Given instruction:
Check every line below for the word "важным" and show those that hold it.

******

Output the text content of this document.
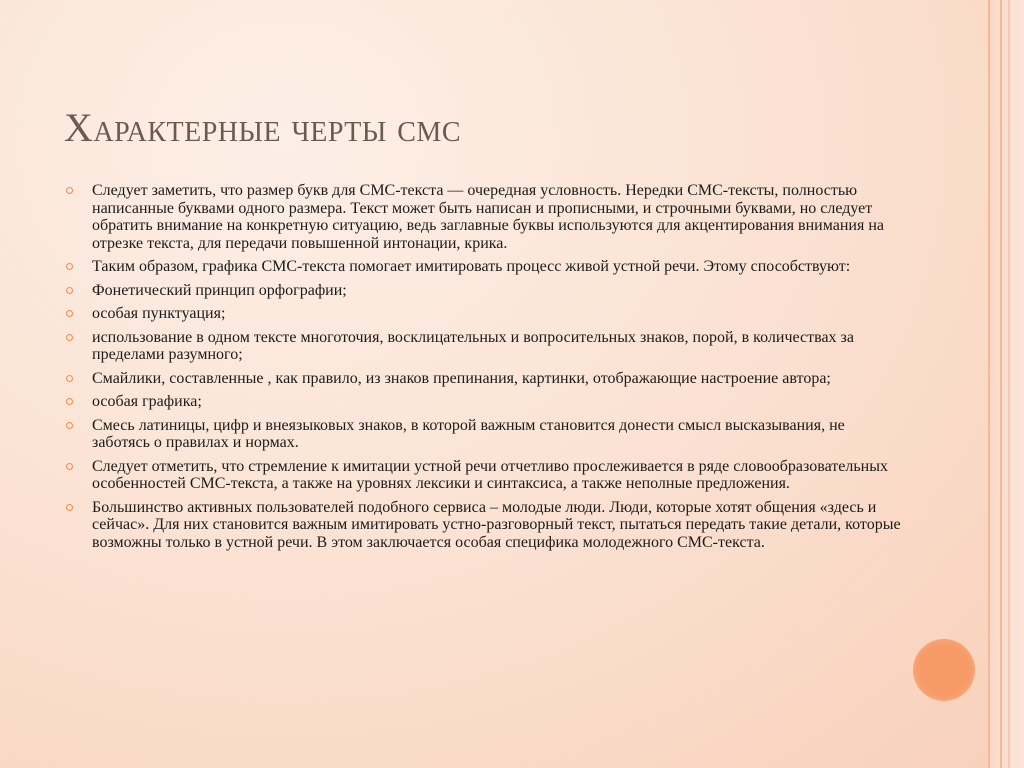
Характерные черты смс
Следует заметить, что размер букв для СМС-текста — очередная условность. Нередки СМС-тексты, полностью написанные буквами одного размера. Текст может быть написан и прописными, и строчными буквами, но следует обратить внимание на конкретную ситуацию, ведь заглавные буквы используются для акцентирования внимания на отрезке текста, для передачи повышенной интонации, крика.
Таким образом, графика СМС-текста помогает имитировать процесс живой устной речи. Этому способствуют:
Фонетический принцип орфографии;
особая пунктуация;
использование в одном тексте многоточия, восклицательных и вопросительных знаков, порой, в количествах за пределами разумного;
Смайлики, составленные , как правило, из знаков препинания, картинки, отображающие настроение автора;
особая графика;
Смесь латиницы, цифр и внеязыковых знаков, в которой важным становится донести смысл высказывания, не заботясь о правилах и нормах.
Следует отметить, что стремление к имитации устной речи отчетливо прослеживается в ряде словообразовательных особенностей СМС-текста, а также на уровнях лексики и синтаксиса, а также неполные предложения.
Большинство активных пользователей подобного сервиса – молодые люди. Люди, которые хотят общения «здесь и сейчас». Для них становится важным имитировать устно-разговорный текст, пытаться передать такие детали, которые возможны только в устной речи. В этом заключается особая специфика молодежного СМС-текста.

******

Output of the task:
Смесь латиницы, цифр и внеязыковых знаков, в которой важным становится донести смысл высказывания, не заботясь о правилах и нормах.
Большинство активных пользователей подобного сервиса – молодые люди. Люди, которые хотят общения «здесь и сейчас». Для них становится важным имитировать устно-разговорный текст, пытаться передать такие детали, которые возможны только в устной речи. В этом заключается особая специфика молодежного СМС-текста.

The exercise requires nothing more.